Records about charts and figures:
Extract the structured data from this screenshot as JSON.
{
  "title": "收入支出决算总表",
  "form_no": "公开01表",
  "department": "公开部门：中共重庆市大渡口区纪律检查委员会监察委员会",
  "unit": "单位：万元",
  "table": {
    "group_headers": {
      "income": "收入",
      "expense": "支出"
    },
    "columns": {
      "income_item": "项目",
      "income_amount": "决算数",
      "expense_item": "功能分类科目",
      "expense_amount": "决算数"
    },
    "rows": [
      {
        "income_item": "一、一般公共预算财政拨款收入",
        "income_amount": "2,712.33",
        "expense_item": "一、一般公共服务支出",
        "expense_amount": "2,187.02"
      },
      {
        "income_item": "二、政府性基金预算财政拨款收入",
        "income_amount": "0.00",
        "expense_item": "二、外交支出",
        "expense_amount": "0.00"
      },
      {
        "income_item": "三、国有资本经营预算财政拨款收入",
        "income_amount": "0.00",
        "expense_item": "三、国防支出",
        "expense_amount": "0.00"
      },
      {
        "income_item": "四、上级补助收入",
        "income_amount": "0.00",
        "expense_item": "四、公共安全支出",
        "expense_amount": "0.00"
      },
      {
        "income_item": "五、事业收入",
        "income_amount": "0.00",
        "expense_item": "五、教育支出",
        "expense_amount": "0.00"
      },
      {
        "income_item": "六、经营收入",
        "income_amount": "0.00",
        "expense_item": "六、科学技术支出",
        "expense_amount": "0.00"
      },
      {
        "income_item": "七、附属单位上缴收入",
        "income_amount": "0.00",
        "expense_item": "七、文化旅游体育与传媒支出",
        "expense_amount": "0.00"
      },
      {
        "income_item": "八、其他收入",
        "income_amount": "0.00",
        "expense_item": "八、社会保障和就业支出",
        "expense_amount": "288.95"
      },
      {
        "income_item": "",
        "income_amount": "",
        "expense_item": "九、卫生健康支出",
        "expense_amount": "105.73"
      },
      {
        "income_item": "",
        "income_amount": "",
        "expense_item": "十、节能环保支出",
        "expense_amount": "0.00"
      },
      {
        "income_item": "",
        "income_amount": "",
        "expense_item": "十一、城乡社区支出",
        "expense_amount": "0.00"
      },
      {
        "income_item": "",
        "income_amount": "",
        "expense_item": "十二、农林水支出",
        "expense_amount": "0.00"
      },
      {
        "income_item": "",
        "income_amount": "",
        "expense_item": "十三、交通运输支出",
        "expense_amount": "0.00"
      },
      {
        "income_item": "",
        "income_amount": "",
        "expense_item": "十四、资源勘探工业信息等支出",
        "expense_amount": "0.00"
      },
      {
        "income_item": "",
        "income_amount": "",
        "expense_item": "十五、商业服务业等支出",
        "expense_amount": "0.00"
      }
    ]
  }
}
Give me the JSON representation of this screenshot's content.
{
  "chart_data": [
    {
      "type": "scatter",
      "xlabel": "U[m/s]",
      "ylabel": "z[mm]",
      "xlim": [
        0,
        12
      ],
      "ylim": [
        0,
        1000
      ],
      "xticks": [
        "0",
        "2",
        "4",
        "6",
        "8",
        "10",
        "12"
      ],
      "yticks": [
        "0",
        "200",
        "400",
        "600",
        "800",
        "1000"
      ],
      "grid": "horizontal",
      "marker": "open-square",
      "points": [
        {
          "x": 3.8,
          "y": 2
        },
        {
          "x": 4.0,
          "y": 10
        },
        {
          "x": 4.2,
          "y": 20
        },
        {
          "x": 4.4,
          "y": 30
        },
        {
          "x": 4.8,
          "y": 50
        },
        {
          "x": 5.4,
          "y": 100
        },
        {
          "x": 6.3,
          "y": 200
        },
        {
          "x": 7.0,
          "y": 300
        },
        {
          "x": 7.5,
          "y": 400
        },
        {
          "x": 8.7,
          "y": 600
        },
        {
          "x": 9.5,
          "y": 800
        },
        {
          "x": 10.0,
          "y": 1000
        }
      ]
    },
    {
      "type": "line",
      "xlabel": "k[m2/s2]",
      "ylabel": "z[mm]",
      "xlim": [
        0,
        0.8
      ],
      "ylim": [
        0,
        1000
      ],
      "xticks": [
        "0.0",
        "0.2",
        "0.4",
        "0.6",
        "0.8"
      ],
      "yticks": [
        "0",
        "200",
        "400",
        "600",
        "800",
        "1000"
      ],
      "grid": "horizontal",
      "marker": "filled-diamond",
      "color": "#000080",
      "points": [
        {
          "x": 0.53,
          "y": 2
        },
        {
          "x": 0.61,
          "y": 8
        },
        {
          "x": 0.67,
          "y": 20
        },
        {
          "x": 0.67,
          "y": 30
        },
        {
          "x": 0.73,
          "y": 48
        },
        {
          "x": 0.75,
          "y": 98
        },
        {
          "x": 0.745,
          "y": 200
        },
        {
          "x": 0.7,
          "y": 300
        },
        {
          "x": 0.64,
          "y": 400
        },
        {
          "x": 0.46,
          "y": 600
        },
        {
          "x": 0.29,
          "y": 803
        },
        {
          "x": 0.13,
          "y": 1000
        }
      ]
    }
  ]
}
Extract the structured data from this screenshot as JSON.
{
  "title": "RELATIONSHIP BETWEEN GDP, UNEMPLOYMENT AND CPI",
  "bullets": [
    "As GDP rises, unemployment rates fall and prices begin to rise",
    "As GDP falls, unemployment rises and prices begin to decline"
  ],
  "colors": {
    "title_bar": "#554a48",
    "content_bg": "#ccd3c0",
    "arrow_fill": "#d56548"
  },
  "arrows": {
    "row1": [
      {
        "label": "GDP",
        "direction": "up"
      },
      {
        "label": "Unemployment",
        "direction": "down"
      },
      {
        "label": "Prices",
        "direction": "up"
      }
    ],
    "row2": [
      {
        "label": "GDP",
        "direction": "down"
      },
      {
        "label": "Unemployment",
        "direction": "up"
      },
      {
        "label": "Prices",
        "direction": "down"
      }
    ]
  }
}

**The task**: Produce an exact copy of all the records.

**Reply to the task**:
Extract the structured data from this screenshot as JSON.
{
  "title": "收入支出决算总表",
  "form_no": "公开01表",
  "department": "公开部门：中共重庆市大渡口区纪律检查委员会监察委员会",
  "unit": "单位：万元",
  "table": {
    "group_headers": {
      "income": "收入",
      "expense": "支出"
    },
    "columns": {
      "income_item": "项目",
      "income_amount": "决算数",
      "expense_item": "功能分类科目",
      "expense_amount": "决算数"
    },
    "rows": [
      {
        "income_item": "一、一般公共预算财政拨款收入",
        "income_amount": "2,712.33",
        "expense_item": "一、一般公共服务支出",
        "expense_amount": "2,187.02"
      },
      {
        "income_item": "二、政府性基金预算财政拨款收入",
        "income_amount": "0.00",
        "expense_item": "二、外交支出",
        "expense_amount": "0.00"
      },
      {
        "income_item": "三、国有资本经营预算财政拨款收入",
        "income_amount": "0.00",
        "expense_item": "三、国防支出",
        "expense_amount": "0.00"
      },
      {
        "income_item": "四、上级补助收入",
        "income_amount": "0.00",
        "expense_item": "四、公共安全支出",
        "expense_amount": "0.00"
      },
      {
        "income_item": "五、事业收入",
        "income_amount": "0.00",
        "expense_item": "五、教育支出",
        "expense_amount": "0.00"
      },
      {
        "income_item": "六、经营收入",
        "income_amount": "0.00",
        "expense_item": "六、科学技术支出",
        "expense_amount": "0.00"
      },
      {
        "income_item": "七、附属单位上缴收入",
        "income_amount": "0.00",
        "expense_item": "七、文化旅游体育与传媒支出",
        "expense_amount": "0.00"
      },
      {
        "income_item": "八、其他收入",
        "income_amount": "0.00",
        "expense_item": "八、社会保障和就业支出",
        "expense_amount": "288.95"
      },
      {
        "income_item": "",
        "income_amount": "",
        "expense_item": "九、卫生健康支出",
        "expense_amount": "105.73"
      },
      {
        "income_item": "",
        "income_amount": "",
        "expense_item": "十、节能环保支出",
        "expense_amount": "0.00"
      },
      {
        "income_item": "",
        "income_amount": "",
        "expense_item": "十一、城乡社区支出",
        "expense_amount": "0.00"
      },
      {
        "income_item": "",
        "income_amount": "",
        "expense_item": "十二、农林水支出",
        "expense_amount": "0.00"
      },
      {
        "income_item": "",
        "income_amount": "",
        "expense_item": "十三、交通运输支出",
        "expense_amount": "0.00"
      },
      {
        "income_item": "",
        "income_amount": "",
        "expense_item": "十四、资源勘探工业信息等支出",
        "expense_amount": "0.00"
      },
      {
        "income_item": "",
        "income_amount": "",
        "expense_item": "十五、商业服务业等支出",
        "expense_amount": "0.00"
      }
    ]
  }
}
Give me the JSON representation of this screenshot's content.
{
  "chart_data": [
    {
      "type": "scatter",
      "xlabel": "U[m/s]",
      "ylabel": "z[mm]",
      "xlim": [
        0,
        12
      ],
      "ylim": [
        0,
        1000
      ],
      "xticks": [
        "0",
        "2",
        "4",
        "6",
        "8",
        "10",
        "12"
      ],
      "yticks": [
        "0",
        "200",
        "400",
        "600",
        "800",
        "1000"
      ],
      "grid": "horizontal",
      "marker": "open-square",
      "points": [
        {
          "x": 3.8,
          "y": 2
        },
        {
          "x": 4.0,
          "y": 10
        },
        {
          "x": 4.2,
          "y": 20
        },
        {
          "x": 4.4,
          "y": 30
        },
        {
          "x": 4.8,
          "y": 50
        },
        {
          "x": 5.4,
          "y": 100
        },
        {
          "x": 6.3,
          "y": 200
        },
        {
          "x": 7.0,
          "y": 300
        },
        {
          "x": 7.5,
          "y": 400
        },
        {
          "x": 8.7,
          "y": 600
        },
        {
          "x": 9.5,
          "y": 800
        },
        {
          "x": 10.0,
          "y": 1000
        }
      ]
    },
    {
      "type": "line",
      "xlabel": "k[m2/s2]",
      "ylabel": "z[mm]",
      "xlim": [
        0,
        0.8
      ],
      "ylim": [
        0,
        1000
      ],
      "xticks": [
        "0.0",
        "0.2",
        "0.4",
        "0.6",
        "0.8"
      ],
      "yticks": [
        "0",
        "200",
        "400",
        "600",
        "800",
        "1000"
      ],
      "grid": "horizontal",
      "marker": "filled-diamond",
      "color": "#000080",
      "points": [
        {
          "x": 0.53,
          "y": 2
        },
        {
          "x": 0.61,
          "y": 8
        },
        {
          "x": 0.67,
          "y": 20
        },
        {
          "x": 0.67,
          "y": 30
        },
        {
          "x": 0.73,
          "y": 48
        },
        {
          "x": 0.75,
          "y": 98
        },
        {
          "x": 0.745,
          "y": 200
        },
        {
          "x": 0.7,
          "y": 300
        },
        {
          "x": 0.64,
          "y": 400
        },
        {
          "x": 0.46,
          "y": 600
        },
        {
          "x": 0.29,
          "y": 803
        },
        {
          "x": 0.13,
          "y": 1000
        }
      ]
    }
  ]
}
Extract the structured data from this screenshot as JSON.
{
  "title": "RELATIONSHIP BETWEEN GDP, UNEMPLOYMENT AND CPI",
  "bullets": [
    "As GDP rises, unemployment rates fall and prices begin to rise",
    "As GDP falls, unemployment rises and prices begin to decline"
  ],
  "colors": {
    "title_bar": "#554a48",
    "content_bg": "#ccd3c0",
    "arrow_fill": "#d56548"
  },
  "arrows": {
    "row1": [
      {
        "label": "GDP",
        "direction": "up"
      },
      {
        "label": "Unemployment",
        "direction": "down"
      },
      {
        "label": "Prices",
        "direction": "up"
      }
    ],
    "row2": [
      {
        "label": "GDP",
        "direction": "down"
      },
      {
        "label": "Unemployment",
        "direction": "up"
      },
      {
        "label": "Prices",
        "direction": "down"
      }
    ]
  }
}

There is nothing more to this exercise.